_SEZIONE TESTUALE:_
^^^^^^^^^^^^^^^^

Alcune riflessioni pedagogiche

La prima fase esplorativa con bambine, bambini, insegnanti e genitori durante la primavera 2019 ci ha consentito di  focalizzare meglio le domande che il progetto Fairy Tales ci poneva, tra cui in particolare:

1. E' possibile formulare un'ipotesi di educazione alla parità e al riconoscimento degli stereotipi di  genere con persone nella fascia di età compresa tra 5 e7 anni, attraverso la lettura critica delle fiabe della tradizione europea?
2. Quali punti di riferimento teorici e strumenti pedagogici occorrono per pensare una proposta   comprensibile, efficace e non invasiva?
3. Quale aspetto privilegiare tra il lavoro di sensibilizzazione e messa in guardia  rispetto ai problemi della disparità sociale fra i generi e la ricerca e la valorizzazione di quei comportamenti autonomi, paritari, solidali e rispettosi (da parte di personaggi maschili e femminili e  nelle loro relazioni) che abbiamo scoperto nelle versioni originali delle fiabe, prefigurando possibili nuovi modi di relazione fra bambine e bambini?

Durante la prima fase di lavoro, poi, abbiamo identificato alcuni rischi possibili, soprattutto in relazione all’ovvia generalità dell’impianto progettuale, alla giovane età dei bambini e delle bambine con cui ci confrontavamo e  alle diverse situazioni nazionali di contesto dei tre partner europei coinvolti nel progetto1, così come la disomogenea composizione sociale e geografica delle classi coinvolte nelle attività (che possono tuttavia riflettere la situazione presente in Italia).

^^^^^^^^^^^^^^^^

_ESERCIZI PROPOSTI:_
**A.** Risponda a queste domande sul testo sul progetto Fairy Tales:
(i) In quale periodo si è svolta la prima fase esplorativa?
(ii) Quale fascia di età indica la prima domanda dell'elenco?
(iii) Quanti partner europei sono coinvolti nel progetto?
**B.** Riprenda il testo sul progetto Fairy Tales e lo prosegua dopo l'ultima frase riportata.
Le voci provengono da una fonte diversa da quella del testo sul progetto Fairy Tales.

^^^^^^^^^^^^^^^^

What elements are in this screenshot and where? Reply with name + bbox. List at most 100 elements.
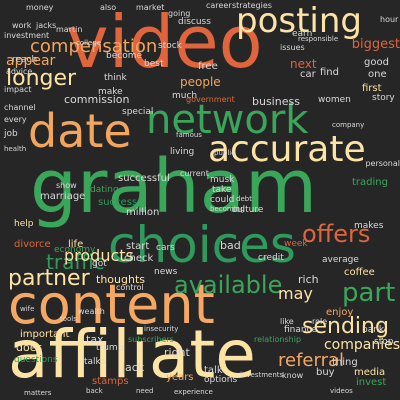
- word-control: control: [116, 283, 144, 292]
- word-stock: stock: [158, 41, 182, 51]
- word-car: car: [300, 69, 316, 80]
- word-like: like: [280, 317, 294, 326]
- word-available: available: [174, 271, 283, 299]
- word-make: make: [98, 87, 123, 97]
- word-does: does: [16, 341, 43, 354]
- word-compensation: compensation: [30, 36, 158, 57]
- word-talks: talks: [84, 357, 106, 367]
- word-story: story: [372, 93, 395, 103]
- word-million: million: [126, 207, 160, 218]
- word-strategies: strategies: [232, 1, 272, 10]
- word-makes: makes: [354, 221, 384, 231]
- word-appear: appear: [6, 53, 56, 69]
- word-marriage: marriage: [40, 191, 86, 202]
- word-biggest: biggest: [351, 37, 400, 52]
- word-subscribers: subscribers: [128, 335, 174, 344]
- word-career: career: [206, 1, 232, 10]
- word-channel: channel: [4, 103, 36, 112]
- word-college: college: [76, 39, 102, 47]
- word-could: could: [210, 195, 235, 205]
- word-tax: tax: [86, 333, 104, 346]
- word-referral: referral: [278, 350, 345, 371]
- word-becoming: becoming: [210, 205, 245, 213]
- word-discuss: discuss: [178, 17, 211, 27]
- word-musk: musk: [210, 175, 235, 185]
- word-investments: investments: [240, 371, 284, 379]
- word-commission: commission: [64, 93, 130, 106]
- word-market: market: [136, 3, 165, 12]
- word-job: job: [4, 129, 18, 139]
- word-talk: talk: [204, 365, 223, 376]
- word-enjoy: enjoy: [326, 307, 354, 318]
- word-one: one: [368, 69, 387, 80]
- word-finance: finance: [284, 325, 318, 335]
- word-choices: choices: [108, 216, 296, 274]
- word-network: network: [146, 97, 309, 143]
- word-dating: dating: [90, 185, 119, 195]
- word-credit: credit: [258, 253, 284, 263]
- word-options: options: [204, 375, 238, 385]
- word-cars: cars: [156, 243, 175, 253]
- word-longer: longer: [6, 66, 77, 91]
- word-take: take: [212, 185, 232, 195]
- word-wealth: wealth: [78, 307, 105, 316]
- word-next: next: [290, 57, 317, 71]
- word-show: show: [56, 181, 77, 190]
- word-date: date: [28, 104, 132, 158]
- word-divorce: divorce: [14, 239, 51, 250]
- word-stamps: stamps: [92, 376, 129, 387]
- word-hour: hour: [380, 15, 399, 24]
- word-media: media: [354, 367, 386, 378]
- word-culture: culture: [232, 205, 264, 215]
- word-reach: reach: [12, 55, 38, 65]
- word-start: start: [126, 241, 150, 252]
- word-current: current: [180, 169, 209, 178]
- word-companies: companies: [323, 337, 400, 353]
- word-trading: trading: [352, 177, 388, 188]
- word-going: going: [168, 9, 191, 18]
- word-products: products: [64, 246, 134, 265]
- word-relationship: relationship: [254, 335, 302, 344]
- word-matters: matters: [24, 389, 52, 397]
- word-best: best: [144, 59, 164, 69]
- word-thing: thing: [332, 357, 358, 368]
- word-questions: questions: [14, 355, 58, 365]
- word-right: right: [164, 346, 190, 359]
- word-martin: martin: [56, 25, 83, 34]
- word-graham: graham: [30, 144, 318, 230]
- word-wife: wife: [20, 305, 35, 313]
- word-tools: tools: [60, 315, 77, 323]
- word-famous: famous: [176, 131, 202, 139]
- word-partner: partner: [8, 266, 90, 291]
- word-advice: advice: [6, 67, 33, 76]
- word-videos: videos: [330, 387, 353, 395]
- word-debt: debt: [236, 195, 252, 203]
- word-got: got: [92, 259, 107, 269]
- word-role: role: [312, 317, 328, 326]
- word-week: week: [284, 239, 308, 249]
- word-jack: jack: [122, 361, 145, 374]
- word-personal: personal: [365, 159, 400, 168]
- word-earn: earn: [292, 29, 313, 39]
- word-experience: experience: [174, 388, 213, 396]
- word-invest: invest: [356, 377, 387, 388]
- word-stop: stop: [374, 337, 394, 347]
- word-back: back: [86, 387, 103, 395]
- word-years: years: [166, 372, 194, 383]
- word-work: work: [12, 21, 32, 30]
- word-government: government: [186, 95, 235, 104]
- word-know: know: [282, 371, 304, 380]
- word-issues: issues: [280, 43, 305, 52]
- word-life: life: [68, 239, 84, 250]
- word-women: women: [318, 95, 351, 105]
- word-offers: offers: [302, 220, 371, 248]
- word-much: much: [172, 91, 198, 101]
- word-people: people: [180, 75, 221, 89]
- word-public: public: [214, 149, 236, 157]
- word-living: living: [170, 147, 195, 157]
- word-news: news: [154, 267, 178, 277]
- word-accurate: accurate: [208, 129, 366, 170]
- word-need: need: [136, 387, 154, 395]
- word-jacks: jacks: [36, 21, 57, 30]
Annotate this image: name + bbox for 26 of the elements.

^^^^^^^^^^^^^^^^

_RISPOSTE PER ESERCIZIO:_
**A.**
(i) Durante la primavera 2019.
(ii) Tra 5 e 7 anni.
(iii) Tre.

**B.**
Un primo rischio identificato era legato al tempo: il progetto per sua natura imponeva tempi di lavoro brevi e serrati ma, come noto, i bambini hanno bisogno di tempi più lunghi e, soprattutto, tempi che possono variare molto da persona a persona, diversi da bambino a bambino, per rendersi partecipi e comprendere le  comunicazioni provenienti dal mondo adulto, soprattutto quelle di natura teorica e astratta. Il rischio era di dialogare solo con alcuni bambini non riuscendo ad arrivare a tutti.

Il secondo rischio era quello di non coinvolgere e valorizzare a sufficienza gli adulti di riferimento, soprattutto gli insegnanti, unici soggetti in grado di proseguire in classe nel medio-lungo periodo il lavoro abbozzato nell’ambito dei laboratori. Si propone a questo proposito per future esperienze di anteporre la formazione degli adulti ai laboratori esperienziali

L’incognita maggiore era legata alla difficoltà di trovare il linguaggio e i modi adatti a trasmettere a un pubblico di questa fascia di età la  cornice ricca e articolata che si era andata costruendo (oltre alle questioni specifiche relative al genere, il quadro  generale dei diritti umani, gli indicatori EIGE...) e di proporre ed imporre ai bambini punti di vista, giudizi e concetti adulti, calati dall’alto e non costruiti   insieme a loro, senza tener conto e senza rispettare l’età precoce, le differenze familiari, sociali, religiose e culturali.

Per questi motivi e facendo riferimento al pensiero e alla ricerca pedagogica italiana che hanno ispirato nel tempo le pratiche più innovative2 si è scelto di impostare i laboratori esperienziali secondo alcuni punti  chiave:

Per quanto riguarda  bambine e bambini:

Privilegiare il loro punto di vista, partendo dal presupposto, condiviso con loro a parole e nei fatti, che le  persone sono tutte uguali, con caratteristiche e capacità diverse, ma tutte uniche e preziose, degne di essere viste, ascoltate, considerate senza mai essere offese, zittite, ignorate, giudicate. Per rendere questo vero, le persone adulte, che guidano la situazione, devono sempre osservare il gruppo, ascoltarlo e dare la  parola e la visibilità tutte le volte che è necessario, valorizzando la condivisione delle idee, anche diverse, senza dare  giudizi definitivi e dando a ciascuno il tempo per modificare e maturare pensieri  propri.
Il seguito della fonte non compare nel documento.